● Listed records:
===============

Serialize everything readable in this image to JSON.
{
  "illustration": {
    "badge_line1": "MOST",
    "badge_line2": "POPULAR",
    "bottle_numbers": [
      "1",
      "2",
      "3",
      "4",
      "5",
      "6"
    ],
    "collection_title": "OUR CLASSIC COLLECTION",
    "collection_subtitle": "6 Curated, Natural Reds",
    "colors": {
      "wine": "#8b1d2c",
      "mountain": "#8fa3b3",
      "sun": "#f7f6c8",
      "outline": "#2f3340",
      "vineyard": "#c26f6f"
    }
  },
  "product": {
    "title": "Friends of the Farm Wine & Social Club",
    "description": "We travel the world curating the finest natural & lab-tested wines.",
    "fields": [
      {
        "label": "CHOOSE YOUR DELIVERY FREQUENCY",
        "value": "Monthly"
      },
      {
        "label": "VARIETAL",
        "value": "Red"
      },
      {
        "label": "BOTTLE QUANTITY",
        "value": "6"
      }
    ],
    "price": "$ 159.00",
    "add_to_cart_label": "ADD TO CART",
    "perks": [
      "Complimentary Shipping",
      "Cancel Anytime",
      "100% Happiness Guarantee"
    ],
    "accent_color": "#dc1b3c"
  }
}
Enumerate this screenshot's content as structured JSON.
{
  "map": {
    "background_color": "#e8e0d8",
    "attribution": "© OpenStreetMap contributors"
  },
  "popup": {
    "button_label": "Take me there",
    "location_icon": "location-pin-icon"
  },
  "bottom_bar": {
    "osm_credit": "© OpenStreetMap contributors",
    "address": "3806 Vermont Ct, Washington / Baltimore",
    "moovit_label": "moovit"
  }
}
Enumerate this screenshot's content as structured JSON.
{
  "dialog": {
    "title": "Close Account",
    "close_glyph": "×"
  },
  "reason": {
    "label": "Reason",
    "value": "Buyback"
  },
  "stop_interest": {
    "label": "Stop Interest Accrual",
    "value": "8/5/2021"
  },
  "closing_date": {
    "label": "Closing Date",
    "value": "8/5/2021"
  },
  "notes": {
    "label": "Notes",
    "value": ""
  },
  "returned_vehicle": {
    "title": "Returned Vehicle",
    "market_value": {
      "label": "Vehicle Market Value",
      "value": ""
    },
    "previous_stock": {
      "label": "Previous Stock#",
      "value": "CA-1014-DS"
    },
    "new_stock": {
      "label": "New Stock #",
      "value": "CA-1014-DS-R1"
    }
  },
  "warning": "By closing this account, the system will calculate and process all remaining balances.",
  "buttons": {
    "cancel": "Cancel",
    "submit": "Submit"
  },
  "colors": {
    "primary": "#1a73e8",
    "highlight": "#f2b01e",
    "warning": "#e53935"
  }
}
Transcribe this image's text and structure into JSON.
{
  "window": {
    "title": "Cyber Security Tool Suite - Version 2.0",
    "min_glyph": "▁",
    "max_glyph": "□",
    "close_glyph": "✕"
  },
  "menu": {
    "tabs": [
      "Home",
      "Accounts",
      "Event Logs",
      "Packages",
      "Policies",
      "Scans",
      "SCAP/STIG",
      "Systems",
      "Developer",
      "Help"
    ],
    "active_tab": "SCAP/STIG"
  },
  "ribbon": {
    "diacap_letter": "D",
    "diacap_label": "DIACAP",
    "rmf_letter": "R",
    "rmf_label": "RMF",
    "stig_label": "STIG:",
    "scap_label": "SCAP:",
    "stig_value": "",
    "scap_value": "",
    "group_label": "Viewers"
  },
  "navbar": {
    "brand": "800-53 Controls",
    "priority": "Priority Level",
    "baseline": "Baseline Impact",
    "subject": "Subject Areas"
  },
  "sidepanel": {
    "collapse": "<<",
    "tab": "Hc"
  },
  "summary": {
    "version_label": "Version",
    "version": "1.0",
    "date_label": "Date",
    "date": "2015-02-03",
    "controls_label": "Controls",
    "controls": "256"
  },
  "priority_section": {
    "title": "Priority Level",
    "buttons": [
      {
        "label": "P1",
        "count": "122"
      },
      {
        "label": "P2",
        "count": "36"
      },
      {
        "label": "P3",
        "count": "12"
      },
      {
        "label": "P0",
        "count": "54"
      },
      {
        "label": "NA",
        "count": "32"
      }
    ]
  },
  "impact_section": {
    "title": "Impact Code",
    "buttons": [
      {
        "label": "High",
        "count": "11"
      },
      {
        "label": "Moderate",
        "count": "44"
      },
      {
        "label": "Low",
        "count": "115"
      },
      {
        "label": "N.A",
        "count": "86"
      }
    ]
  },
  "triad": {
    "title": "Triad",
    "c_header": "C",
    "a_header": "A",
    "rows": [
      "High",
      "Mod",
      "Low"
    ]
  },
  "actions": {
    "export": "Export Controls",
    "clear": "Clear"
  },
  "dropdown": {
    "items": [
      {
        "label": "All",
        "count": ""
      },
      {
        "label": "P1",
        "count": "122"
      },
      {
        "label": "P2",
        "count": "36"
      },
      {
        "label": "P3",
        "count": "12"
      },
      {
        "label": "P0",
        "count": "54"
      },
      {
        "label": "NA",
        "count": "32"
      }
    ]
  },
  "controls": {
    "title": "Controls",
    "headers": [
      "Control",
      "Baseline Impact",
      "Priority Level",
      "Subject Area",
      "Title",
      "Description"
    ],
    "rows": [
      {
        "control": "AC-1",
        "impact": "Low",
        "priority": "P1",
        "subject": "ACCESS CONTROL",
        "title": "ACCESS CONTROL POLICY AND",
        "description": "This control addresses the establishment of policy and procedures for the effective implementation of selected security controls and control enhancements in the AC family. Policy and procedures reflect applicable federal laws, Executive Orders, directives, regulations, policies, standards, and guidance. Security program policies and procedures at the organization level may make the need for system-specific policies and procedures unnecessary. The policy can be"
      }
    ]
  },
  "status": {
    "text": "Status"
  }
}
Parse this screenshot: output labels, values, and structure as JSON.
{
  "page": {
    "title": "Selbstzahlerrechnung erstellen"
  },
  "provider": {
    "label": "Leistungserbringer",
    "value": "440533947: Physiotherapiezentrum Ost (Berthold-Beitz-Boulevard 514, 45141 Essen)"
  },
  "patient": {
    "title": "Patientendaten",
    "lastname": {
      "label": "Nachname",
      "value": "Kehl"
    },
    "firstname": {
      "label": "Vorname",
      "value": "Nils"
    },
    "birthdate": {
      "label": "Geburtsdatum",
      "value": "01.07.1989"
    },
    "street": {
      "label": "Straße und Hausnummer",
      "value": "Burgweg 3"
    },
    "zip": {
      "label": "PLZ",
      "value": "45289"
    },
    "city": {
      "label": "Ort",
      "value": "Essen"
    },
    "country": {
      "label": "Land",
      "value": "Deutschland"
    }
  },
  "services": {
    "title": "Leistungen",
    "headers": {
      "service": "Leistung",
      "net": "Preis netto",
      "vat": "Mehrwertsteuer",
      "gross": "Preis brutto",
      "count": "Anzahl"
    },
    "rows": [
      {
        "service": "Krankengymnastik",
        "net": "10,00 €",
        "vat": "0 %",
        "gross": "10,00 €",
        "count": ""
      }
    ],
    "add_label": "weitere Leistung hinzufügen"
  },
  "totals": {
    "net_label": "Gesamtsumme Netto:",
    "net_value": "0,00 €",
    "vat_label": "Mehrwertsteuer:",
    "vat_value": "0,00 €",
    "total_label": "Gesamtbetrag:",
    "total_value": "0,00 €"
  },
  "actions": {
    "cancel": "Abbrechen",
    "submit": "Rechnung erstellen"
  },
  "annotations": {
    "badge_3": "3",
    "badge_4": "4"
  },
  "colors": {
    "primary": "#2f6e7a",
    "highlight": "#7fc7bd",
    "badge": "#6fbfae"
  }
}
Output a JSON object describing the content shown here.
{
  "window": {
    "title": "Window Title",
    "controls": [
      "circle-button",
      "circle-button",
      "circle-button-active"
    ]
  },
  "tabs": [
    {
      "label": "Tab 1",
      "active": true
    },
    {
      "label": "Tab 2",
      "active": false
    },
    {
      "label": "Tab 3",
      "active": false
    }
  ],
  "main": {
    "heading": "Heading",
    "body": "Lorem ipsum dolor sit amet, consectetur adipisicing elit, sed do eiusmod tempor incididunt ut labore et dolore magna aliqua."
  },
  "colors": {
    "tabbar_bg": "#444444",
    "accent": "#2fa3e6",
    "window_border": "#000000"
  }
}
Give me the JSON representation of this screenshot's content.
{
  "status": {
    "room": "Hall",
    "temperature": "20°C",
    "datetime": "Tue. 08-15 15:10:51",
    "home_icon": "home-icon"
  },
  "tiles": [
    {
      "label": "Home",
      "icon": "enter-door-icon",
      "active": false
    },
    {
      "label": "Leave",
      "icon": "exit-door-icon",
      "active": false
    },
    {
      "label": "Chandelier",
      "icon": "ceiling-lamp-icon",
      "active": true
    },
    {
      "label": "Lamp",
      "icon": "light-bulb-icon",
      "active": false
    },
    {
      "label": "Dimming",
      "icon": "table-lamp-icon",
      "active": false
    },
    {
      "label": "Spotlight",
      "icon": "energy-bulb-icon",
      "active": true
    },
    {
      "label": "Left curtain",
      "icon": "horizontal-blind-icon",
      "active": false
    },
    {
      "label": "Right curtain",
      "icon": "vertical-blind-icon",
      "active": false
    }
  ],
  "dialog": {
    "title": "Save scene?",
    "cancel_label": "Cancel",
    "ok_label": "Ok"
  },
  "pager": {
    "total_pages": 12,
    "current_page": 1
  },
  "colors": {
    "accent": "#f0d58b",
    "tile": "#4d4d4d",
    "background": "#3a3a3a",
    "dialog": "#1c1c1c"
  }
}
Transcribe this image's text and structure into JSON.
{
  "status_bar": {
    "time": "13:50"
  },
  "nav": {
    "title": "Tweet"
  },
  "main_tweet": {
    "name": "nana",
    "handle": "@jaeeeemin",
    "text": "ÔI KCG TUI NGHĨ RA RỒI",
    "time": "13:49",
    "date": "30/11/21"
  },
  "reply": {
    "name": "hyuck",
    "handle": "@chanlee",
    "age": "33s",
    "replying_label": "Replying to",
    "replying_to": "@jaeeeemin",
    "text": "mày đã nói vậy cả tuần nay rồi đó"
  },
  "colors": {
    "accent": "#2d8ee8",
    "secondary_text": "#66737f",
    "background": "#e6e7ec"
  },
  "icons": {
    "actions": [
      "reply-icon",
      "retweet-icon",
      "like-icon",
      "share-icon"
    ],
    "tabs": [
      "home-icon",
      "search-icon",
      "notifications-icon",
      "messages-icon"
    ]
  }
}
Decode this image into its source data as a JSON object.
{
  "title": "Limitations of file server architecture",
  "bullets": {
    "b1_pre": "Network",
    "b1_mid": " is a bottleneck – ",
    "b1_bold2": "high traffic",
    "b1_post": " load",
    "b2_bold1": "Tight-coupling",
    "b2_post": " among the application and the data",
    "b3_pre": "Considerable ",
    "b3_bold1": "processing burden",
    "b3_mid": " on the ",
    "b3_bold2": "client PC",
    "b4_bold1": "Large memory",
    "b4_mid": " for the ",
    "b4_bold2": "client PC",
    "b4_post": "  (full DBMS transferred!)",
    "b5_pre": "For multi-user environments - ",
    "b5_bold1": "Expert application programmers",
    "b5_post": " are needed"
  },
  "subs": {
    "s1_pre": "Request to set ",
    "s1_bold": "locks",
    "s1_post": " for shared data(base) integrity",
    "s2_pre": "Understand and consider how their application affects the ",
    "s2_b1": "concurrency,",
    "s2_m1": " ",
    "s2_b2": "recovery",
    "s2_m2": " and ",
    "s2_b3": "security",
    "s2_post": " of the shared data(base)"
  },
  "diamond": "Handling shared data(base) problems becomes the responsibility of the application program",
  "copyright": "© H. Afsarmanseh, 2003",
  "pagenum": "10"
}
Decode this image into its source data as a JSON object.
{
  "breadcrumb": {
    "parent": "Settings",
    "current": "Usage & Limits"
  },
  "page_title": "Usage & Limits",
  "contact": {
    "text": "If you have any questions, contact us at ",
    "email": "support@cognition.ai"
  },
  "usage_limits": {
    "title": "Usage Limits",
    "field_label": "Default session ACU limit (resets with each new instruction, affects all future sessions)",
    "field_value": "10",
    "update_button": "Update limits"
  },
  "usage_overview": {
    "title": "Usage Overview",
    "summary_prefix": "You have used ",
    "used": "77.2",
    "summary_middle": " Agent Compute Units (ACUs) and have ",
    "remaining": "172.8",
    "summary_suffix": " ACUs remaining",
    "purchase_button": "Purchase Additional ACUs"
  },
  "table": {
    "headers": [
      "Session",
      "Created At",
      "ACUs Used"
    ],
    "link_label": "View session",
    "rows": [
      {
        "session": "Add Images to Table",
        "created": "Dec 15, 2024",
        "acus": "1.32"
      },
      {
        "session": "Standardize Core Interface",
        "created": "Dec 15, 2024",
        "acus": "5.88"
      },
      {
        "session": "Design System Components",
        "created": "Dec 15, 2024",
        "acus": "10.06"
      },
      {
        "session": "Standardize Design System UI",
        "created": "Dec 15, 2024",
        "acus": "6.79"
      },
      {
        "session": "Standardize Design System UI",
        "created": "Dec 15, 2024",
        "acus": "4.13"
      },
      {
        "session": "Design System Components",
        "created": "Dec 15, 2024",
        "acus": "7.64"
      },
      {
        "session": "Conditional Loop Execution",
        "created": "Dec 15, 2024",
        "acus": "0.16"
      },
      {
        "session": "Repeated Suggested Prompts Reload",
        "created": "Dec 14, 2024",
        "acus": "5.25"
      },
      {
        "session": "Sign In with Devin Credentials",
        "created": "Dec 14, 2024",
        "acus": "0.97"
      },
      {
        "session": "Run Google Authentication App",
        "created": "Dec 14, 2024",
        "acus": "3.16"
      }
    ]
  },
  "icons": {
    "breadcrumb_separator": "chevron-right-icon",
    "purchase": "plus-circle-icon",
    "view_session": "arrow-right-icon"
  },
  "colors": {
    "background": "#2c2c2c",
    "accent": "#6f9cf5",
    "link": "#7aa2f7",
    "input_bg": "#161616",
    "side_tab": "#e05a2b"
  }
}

===============

Pull out each line containing the word "bulb" and copy it.

● Result of this exercise:
      "icon": "light-bulb-icon",
      "icon": "energy-bulb-icon",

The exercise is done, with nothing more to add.